▶ **Exercise details**
Pictures aside, write out every record exactly as it appears.

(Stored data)
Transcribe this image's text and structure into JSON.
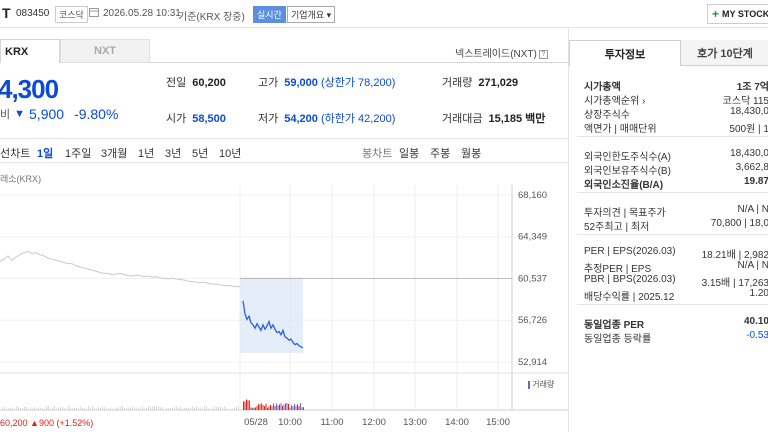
{
  "header": {
    "name_tail": "T",
    "code": "083450",
    "market": "코스닥",
    "datetime": "2026.05.28 10:31",
    "basis": "기준(KRX 장중)",
    "realtime_badge": "실시간",
    "company_info_label": "기업개요",
    "my_stock_label": "MY STOCK"
  },
  "venue_tabs": {
    "krx": "KRX",
    "nxt": "NXT"
  },
  "nextrade_link": "넥스트레이드(NXT)",
  "quote": {
    "price": "4,300",
    "change_label": "비",
    "change_value": "5,900",
    "change_pct": "-9.80%"
  },
  "stats": {
    "prev_label": "전일",
    "prev": "60,200",
    "high_label": "고가",
    "high": "59,000",
    "upper_limit": "(상한가 78,200)",
    "volume_label": "거래량",
    "volume": "271,029",
    "open_label": "시가",
    "open": "58,500",
    "low_label": "저가",
    "low": "54,200",
    "lower_limit": "(하한가 42,200)",
    "amount_label": "거래대금",
    "amount": "15,185 백만"
  },
  "periods": {
    "line_chart": "선차트",
    "items": [
      "1일",
      "1주일",
      "3개월",
      "1년",
      "3년",
      "5년",
      "10년"
    ],
    "candle_chart": "봉차트",
    "candle_items": [
      "일봉",
      "주봉",
      "월봉"
    ]
  },
  "chart_meta": {
    "source_label": "래소(KRX)",
    "volume_label": "거래량",
    "prev_close_label": "60,200",
    "change_badge": "▲900 (+1.52%)"
  },
  "chart_data": {
    "type": "line",
    "y_ticks": [
      "68,160",
      "64,349",
      "60,537",
      "56,726",
      "52,914"
    ],
    "ylim": [
      52914,
      68160
    ],
    "x_ticks": [
      "05/28",
      "10:00",
      "11:00",
      "12:00",
      "13:00",
      "14:00",
      "15:00"
    ],
    "series": [
      {
        "name": "",
        "x": [
          0,
          4,
          8,
          12,
          16,
          20,
          24,
          28,
          32,
          36,
          40,
          44,
          48,
          52,
          56,
          60,
          64,
          68,
          72,
          76,
          80,
          84,
          88,
          92,
          96,
          100,
          104,
          108,
          112,
          116,
          120,
          124,
          128,
          132,
          136,
          140,
          144,
          148,
          152,
          156,
          160,
          164,
          168,
          172,
          176,
          180,
          184,
          188,
          192,
          196,
          200,
          204,
          208,
          212,
          216,
          220,
          224,
          228,
          232,
          236,
          240
        ],
        "values": [
          62100,
          62300,
          62600,
          62200,
          62500,
          62700,
          62900,
          63000,
          62800,
          62900,
          62700,
          62600,
          62400,
          62300,
          62200,
          62100,
          62000,
          61900,
          61900,
          61700,
          61600,
          61500,
          61400,
          61300,
          61200,
          61100,
          61000,
          61000,
          60900,
          60950,
          61000,
          60900,
          60800,
          60750,
          60850,
          60800,
          60700,
          60750,
          60650,
          60700,
          60600,
          60550,
          60500,
          60550,
          60500,
          60450,
          60400,
          60300,
          60250,
          60200,
          60150,
          60200,
          60100,
          60050,
          60000,
          59950,
          59900,
          59900,
          59850,
          59800,
          59800
        ]
      },
      {
        "name": "",
        "x": [
          0,
          2,
          4,
          6,
          8,
          10,
          12,
          14,
          16,
          18,
          20,
          22,
          24,
          26,
          28,
          30,
          32,
          34,
          36,
          38,
          40,
          42,
          44,
          46,
          48,
          50,
          52,
          54,
          56,
          58,
          60
        ],
        "values": [
          58500,
          57300,
          56800,
          57100,
          56500,
          56300,
          56000,
          56400,
          56100,
          55800,
          56300,
          55900,
          56200,
          56600,
          56000,
          56300,
          55900,
          55600,
          55700,
          55400,
          55800,
          55200,
          55100,
          54900,
          55000,
          54700,
          54500,
          54600,
          54400,
          54300,
          54200
        ]
      }
    ]
  },
  "right_panel": {
    "tabs": [
      "투자정보",
      "호가 10단계"
    ],
    "rows": [
      {
        "k": "시가총액",
        "v": "1조 7억"
      },
      {
        "k": "시가총액순위 ›",
        "v": "코스닥 115"
      },
      {
        "k": "상장주식수",
        "v": "18,430,0"
      },
      {
        "k": "액면가 | 매매단위",
        "v": "500원 | 1"
      },
      {
        "k": "외국인한도주식수(A)",
        "v": "18,430,0"
      },
      {
        "k": "외국인보유주식수(B)",
        "v": "3,662,8"
      },
      {
        "k": "외국인소진율(B/A)",
        "v": "19.87"
      },
      {
        "k": "투자의견 | 목표주가",
        "v": "N/A | N"
      },
      {
        "k": "52주최고 | 최저",
        "v": "70,800 | 18,0"
      },
      {
        "k": "PER | EPS(2026.03)",
        "v": "18.21배 | 2,982"
      },
      {
        "k": "추정PER | EPS",
        "v": "N/A | N"
      },
      {
        "k": "PBR | BPS(2026.03)",
        "v": "3.15배 | 17,263"
      },
      {
        "k": "배당수익률 | 2025.12",
        "v": "1.20"
      },
      {
        "k": "동일업종 PER",
        "v": "40.10"
      },
      {
        "k": "동일업종 등락률",
        "v": "-0.53"
      }
    ]
  }
}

▶ **Finished answer**
Transcribe this image's text and structure into JSON.
{
  "header": {
    "name_tail": "T",
    "code": "083450",
    "market": "코스닥",
    "datetime": "2026.05.28 10:31",
    "basis": "기준(KRX 장중)",
    "realtime_badge": "실시간",
    "company_info_label": "기업개요",
    "my_stock_label": "MY STOCK"
  },
  "venue_tabs": {
    "krx": "KRX",
    "nxt": "NXT"
  },
  "nextrade_link": "넥스트레이드(NXT)",
  "quote": {
    "price": "4,300",
    "change_label": "비",
    "change_value": "5,900",
    "change_pct": "-9.80%"
  },
  "stats": {
    "prev_label": "전일",
    "prev": "60,200",
    "high_label": "고가",
    "high": "59,000",
    "upper_limit": "(상한가 78,200)",
    "volume_label": "거래량",
    "volume": "271,029",
    "open_label": "시가",
    "open": "58,500",
    "low_label": "저가",
    "low": "54,200",
    "lower_limit": "(하한가 42,200)",
    "amount_label": "거래대금",
    "amount": "15,185 백만"
  },
  "periods": {
    "line_chart": "선차트",
    "items": [
      "1일",
      "1주일",
      "3개월",
      "1년",
      "3년",
      "5년",
      "10년"
    ],
    "candle_chart": "봉차트",
    "candle_items": [
      "일봉",
      "주봉",
      "월봉"
    ]
  },
  "chart_meta": {
    "source_label": "래소(KRX)",
    "volume_label": "거래량",
    "prev_close_label": "60,200",
    "change_badge": "▲900 (+1.52%)"
  },
  "chart_data": {
    "type": "line",
    "y_ticks": [
      "68,160",
      "64,349",
      "60,537",
      "56,726",
      "52,914"
    ],
    "ylim": [
      52914,
      68160
    ],
    "x_ticks": [
      "05/28",
      "10:00",
      "11:00",
      "12:00",
      "13:00",
      "14:00",
      "15:00"
    ],
    "series": [
      {
        "name": "",
        "x": [
          0,
          4,
          8,
          12,
          16,
          20,
          24,
          28,
          32,
          36,
          40,
          44,
          48,
          52,
          56,
          60,
          64,
          68,
          72,
          76,
          80,
          84,
          88,
          92,
          96,
          100,
          104,
          108,
          112,
          116,
          120,
          124,
          128,
          132,
          136,
          140,
          144,
          148,
          152,
          156,
          160,
          164,
          168,
          172,
          176,
          180,
          184,
          188,
          192,
          196,
          200,
          204,
          208,
          212,
          216,
          220,
          224,
          228,
          232,
          236,
          240
        ],
        "values": [
          62100,
          62300,
          62600,
          62200,
          62500,
          62700,
          62900,
          63000,
          62800,
          62900,
          62700,
          62600,
          62400,
          62300,
          62200,
          62100,
          62000,
          61900,
          61900,
          61700,
          61600,
          61500,
          61400,
          61300,
          61200,
          61100,
          61000,
          61000,
          60900,
          60950,
          61000,
          60900,
          60800,
          60750,
          60850,
          60800,
          60700,
          60750,
          60650,
          60700,
          60600,
          60550,
          60500,
          60550,
          60500,
          60450,
          60400,
          60300,
          60250,
          60200,
          60150,
          60200,
          60100,
          60050,
          60000,
          59950,
          59900,
          59900,
          59850,
          59800,
          59800
        ]
      },
      {
        "name": "",
        "x": [
          0,
          2,
          4,
          6,
          8,
          10,
          12,
          14,
          16,
          18,
          20,
          22,
          24,
          26,
          28,
          30,
          32,
          34,
          36,
          38,
          40,
          42,
          44,
          46,
          48,
          50,
          52,
          54,
          56,
          58,
          60
        ],
        "values": [
          58500,
          57300,
          56800,
          57100,
          56500,
          56300,
          56000,
          56400,
          56100,
          55800,
          56300,
          55900,
          56200,
          56600,
          56000,
          56300,
          55900,
          55600,
          55700,
          55400,
          55800,
          55200,
          55100,
          54900,
          55000,
          54700,
          54500,
          54600,
          54400,
          54300,
          54200
        ]
      }
    ]
  },
  "right_panel": {
    "tabs": [
      "투자정보",
      "호가 10단계"
    ],
    "rows": [
      {
        "k": "시가총액",
        "v": "1조 7억"
      },
      {
        "k": "시가총액순위 ›",
        "v": "코스닥 115"
      },
      {
        "k": "상장주식수",
        "v": "18,430,0"
      },
      {
        "k": "액면가 | 매매단위",
        "v": "500원 | 1"
      },
      {
        "k": "외국인한도주식수(A)",
        "v": "18,430,0"
      },
      {
        "k": "외국인보유주식수(B)",
        "v": "3,662,8"
      },
      {
        "k": "외국인소진율(B/A)",
        "v": "19.87"
      },
      {
        "k": "투자의견 | 목표주가",
        "v": "N/A | N"
      },
      {
        "k": "52주최고 | 최저",
        "v": "70,800 | 18,0"
      },
      {
        "k": "PER | EPS(2026.03)",
        "v": "18.21배 | 2,982"
      },
      {
        "k": "추정PER | EPS",
        "v": "N/A | N"
      },
      {
        "k": "PBR | BPS(2026.03)",
        "v": "3.15배 | 17,263"
      },
      {
        "k": "배당수익률 | 2025.12",
        "v": "1.20"
      },
      {
        "k": "동일업종 PER",
        "v": "40.10"
      },
      {
        "k": "동일업종 등락률",
        "v": "-0.53"
      }
    ]
  }
}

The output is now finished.